Given task -> Extract every line below, verbatim.

Items listed in a dataset:
########

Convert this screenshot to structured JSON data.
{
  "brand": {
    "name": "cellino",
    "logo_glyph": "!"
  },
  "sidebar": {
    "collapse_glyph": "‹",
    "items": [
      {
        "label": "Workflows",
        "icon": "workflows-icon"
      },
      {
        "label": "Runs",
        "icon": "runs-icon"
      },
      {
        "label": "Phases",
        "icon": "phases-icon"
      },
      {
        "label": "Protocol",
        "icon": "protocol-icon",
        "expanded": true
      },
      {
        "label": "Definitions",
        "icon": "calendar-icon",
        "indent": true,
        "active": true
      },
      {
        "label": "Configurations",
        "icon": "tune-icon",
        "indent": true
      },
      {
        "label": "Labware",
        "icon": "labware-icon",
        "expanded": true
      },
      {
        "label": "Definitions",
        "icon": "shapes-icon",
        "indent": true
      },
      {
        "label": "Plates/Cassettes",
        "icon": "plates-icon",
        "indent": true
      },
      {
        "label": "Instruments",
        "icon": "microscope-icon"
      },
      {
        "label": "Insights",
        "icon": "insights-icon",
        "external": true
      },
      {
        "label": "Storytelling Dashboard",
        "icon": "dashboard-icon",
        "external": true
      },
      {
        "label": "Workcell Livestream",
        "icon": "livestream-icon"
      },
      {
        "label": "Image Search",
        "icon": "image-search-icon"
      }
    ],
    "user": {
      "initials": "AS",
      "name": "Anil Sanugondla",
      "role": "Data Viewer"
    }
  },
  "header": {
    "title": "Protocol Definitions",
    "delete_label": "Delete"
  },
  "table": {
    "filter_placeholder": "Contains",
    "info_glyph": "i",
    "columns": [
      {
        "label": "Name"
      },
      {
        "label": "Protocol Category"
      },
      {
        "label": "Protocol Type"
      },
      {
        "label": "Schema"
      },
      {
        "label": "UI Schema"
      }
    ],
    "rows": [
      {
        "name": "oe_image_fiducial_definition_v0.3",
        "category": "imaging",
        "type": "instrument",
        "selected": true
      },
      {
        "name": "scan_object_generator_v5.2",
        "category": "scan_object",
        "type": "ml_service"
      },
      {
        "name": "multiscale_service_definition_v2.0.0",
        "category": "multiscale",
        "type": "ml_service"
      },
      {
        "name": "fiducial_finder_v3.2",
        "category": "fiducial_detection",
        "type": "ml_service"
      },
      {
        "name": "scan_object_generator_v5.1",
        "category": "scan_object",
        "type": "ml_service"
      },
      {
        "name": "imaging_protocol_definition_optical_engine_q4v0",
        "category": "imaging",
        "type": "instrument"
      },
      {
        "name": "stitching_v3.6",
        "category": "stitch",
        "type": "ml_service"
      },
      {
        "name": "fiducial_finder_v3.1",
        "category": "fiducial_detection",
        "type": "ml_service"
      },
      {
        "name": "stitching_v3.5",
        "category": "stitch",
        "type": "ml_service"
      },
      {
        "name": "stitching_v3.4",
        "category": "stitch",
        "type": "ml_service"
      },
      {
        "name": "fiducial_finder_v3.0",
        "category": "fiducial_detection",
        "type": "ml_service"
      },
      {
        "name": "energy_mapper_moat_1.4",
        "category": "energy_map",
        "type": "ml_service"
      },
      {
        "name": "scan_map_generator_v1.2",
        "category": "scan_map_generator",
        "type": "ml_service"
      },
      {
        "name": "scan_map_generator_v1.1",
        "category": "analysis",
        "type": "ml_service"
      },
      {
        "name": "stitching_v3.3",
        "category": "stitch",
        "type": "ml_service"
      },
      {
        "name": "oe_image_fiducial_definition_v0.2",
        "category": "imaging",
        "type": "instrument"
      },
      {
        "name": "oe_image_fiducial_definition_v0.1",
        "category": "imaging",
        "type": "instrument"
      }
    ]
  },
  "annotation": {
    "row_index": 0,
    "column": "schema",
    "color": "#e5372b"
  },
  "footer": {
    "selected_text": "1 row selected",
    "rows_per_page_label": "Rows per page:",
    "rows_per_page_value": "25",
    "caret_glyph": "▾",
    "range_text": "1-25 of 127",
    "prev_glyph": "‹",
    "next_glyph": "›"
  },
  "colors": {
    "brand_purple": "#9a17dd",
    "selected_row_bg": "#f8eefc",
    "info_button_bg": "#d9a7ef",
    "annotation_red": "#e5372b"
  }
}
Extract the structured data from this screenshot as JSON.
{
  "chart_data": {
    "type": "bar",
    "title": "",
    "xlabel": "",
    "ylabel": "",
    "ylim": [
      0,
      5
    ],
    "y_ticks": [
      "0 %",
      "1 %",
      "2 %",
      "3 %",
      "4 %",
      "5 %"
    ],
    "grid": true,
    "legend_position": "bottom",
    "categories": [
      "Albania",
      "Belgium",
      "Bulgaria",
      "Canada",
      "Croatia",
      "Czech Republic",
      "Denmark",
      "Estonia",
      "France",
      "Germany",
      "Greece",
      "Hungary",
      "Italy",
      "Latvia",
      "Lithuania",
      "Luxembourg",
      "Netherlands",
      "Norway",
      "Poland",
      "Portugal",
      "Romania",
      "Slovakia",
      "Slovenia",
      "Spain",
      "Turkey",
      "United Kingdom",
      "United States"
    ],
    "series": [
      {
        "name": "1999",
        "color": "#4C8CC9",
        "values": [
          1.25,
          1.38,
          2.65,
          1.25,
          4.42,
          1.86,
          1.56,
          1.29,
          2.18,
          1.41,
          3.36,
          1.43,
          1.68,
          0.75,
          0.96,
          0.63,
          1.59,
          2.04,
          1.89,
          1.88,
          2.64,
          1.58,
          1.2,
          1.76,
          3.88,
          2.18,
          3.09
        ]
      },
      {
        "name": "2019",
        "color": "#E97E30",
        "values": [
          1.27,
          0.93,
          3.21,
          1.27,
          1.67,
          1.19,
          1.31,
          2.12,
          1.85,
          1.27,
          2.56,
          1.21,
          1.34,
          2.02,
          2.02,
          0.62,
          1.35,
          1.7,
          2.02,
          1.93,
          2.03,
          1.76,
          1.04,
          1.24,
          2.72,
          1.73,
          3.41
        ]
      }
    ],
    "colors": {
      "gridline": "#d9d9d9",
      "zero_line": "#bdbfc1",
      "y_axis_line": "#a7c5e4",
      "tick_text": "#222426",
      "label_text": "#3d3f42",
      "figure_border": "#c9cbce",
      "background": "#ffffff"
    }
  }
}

########

Written answer ->
Convert this screenshot to structured JSON data.
{
  "brand": {
    "name": "cellino",
    "logo_glyph": "!"
  },
  "sidebar": {
    "collapse_glyph": "‹",
    "items": [
      {
        "label": "Workflows",
        "icon": "workflows-icon"
      },
      {
        "label": "Runs",
        "icon": "runs-icon"
      },
      {
        "label": "Phases",
        "icon": "phases-icon"
      },
      {
        "label": "Protocol",
        "icon": "protocol-icon",
        "expanded": true
      },
      {
        "label": "Definitions",
        "icon": "calendar-icon",
        "indent": true,
        "active": true
      },
      {
        "label": "Configurations",
        "icon": "tune-icon",
        "indent": true
      },
      {
        "label": "Labware",
        "icon": "labware-icon",
        "expanded": true
      },
      {
        "label": "Definitions",
        "icon": "shapes-icon",
        "indent": true
      },
      {
        "label": "Plates/Cassettes",
        "icon": "plates-icon",
        "indent": true
      },
      {
        "label": "Instruments",
        "icon": "microscope-icon"
      },
      {
        "label": "Insights",
        "icon": "insights-icon",
        "external": true
      },
      {
        "label": "Storytelling Dashboard",
        "icon": "dashboard-icon",
        "external": true
      },
      {
        "label": "Workcell Livestream",
        "icon": "livestream-icon"
      },
      {
        "label": "Image Search",
        "icon": "image-search-icon"
      }
    ],
    "user": {
      "initials": "AS",
      "name": "Anil Sanugondla",
      "role": "Data Viewer"
    }
  },
  "header": {
    "title": "Protocol Definitions",
    "delete_label": "Delete"
  },
  "table": {
    "filter_placeholder": "Contains",
    "info_glyph": "i",
    "columns": [
      {
        "label": "Name"
      },
      {
        "label": "Protocol Category"
      },
      {
        "label": "Protocol Type"
      },
      {
        "label": "Schema"
      },
      {
        "label": "UI Schema"
      }
    ],
    "rows": [
      {
        "name": "oe_image_fiducial_definition_v0.3",
        "category": "imaging",
        "type": "instrument",
        "selected": true
      },
      {
        "name": "scan_object_generator_v5.2",
        "category": "scan_object",
        "type": "ml_service"
      },
      {
        "name": "multiscale_service_definition_v2.0.0",
        "category": "multiscale",
        "type": "ml_service"
      },
      {
        "name": "fiducial_finder_v3.2",
        "category": "fiducial_detection",
        "type": "ml_service"
      },
      {
        "name": "scan_object_generator_v5.1",
        "category": "scan_object",
        "type": "ml_service"
      },
      {
        "name": "imaging_protocol_definition_optical_engine_q4v0",
        "category": "imaging",
        "type": "instrument"
      },
      {
        "name": "stitching_v3.6",
        "category": "stitch",
        "type": "ml_service"
      },
      {
        "name": "fiducial_finder_v3.1",
        "category": "fiducial_detection",
        "type": "ml_service"
      },
      {
        "name": "stitching_v3.5",
        "category": "stitch",
        "type": "ml_service"
      },
      {
        "name": "stitching_v3.4",
        "category": "stitch",
        "type": "ml_service"
      },
      {
        "name": "fiducial_finder_v3.0",
        "category": "fiducial_detection",
        "type": "ml_service"
      },
      {
        "name": "energy_mapper_moat_1.4",
        "category": "energy_map",
        "type": "ml_service"
      },
      {
        "name": "scan_map_generator_v1.2",
        "category": "scan_map_generator",
        "type": "ml_service"
      },
      {
        "name": "scan_map_generator_v1.1",
        "category": "analysis",
        "type": "ml_service"
      },
      {
        "name": "stitching_v3.3",
        "category": "stitch",
        "type": "ml_service"
      },
      {
        "name": "oe_image_fiducial_definition_v0.2",
        "category": "imaging",
        "type": "instrument"
      },
      {
        "name": "oe_image_fiducial_definition_v0.1",
        "category": "imaging",
        "type": "instrument"
      }
    ]
  },
  "annotation": {
    "row_index": 0,
    "column": "schema",
    "color": "#e5372b"
  },
  "footer": {
    "selected_text": "1 row selected",
    "rows_per_page_label": "Rows per page:",
    "rows_per_page_value": "25",
    "caret_glyph": "▾",
    "range_text": "1-25 of 127",
    "prev_glyph": "‹",
    "next_glyph": "›"
  },
  "colors": {
    "brand_purple": "#9a17dd",
    "selected_row_bg": "#f8eefc",
    "info_button_bg": "#d9a7ef",
    "annotation_red": "#e5372b"
  }
}
Extract the structured data from this screenshot as JSON.
{
  "chart_data": {
    "type": "bar",
    "title": "",
    "xlabel": "",
    "ylabel": "",
    "ylim": [
      0,
      5
    ],
    "y_ticks": [
      "0 %",
      "1 %",
      "2 %",
      "3 %",
      "4 %",
      "5 %"
    ],
    "grid": true,
    "legend_position": "bottom",
    "categories": [
      "Albania",
      "Belgium",
      "Bulgaria",
      "Canada",
      "Croatia",
      "Czech Republic",
      "Denmark",
      "Estonia",
      "France",
      "Germany",
      "Greece",
      "Hungary",
      "Italy",
      "Latvia",
      "Lithuania",
      "Luxembourg",
      "Netherlands",
      "Norway",
      "Poland",
      "Portugal",
      "Romania",
      "Slovakia",
      "Slovenia",
      "Spain",
      "Turkey",
      "United Kingdom",
      "United States"
    ],
    "series": [
      {
        "name": "1999",
        "color": "#4C8CC9",
        "values": [
          1.25,
          1.38,
          2.65,
          1.25,
          4.42,
          1.86,
          1.56,
          1.29,
          2.18,
          1.41,
          3.36,
          1.43,
          1.68,
          0.75,
          0.96,
          0.63,
          1.59,
          2.04,
          1.89,
          1.88,
          2.64,
          1.58,
          1.2,
          1.76,
          3.88,
          2.18,
          3.09
        ]
      },
      {
        "name": "2019",
        "color": "#E97E30",
        "values": [
          1.27,
          0.93,
          3.21,
          1.27,
          1.67,
          1.19,
          1.31,
          2.12,
          1.85,
          1.27,
          2.56,
          1.21,
          1.34,
          2.02,
          2.02,
          0.62,
          1.35,
          1.7,
          2.02,
          1.93,
          2.03,
          1.76,
          1.04,
          1.24,
          2.72,
          1.73,
          3.41
        ]
      }
    ],
    "colors": {
      "gridline": "#d9d9d9",
      "zero_line": "#bdbfc1",
      "y_axis_line": "#a7c5e4",
      "tick_text": "#222426",
      "label_text": "#3d3f42",
      "figure_border": "#c9cbce",
      "background": "#ffffff"
    }
  }
}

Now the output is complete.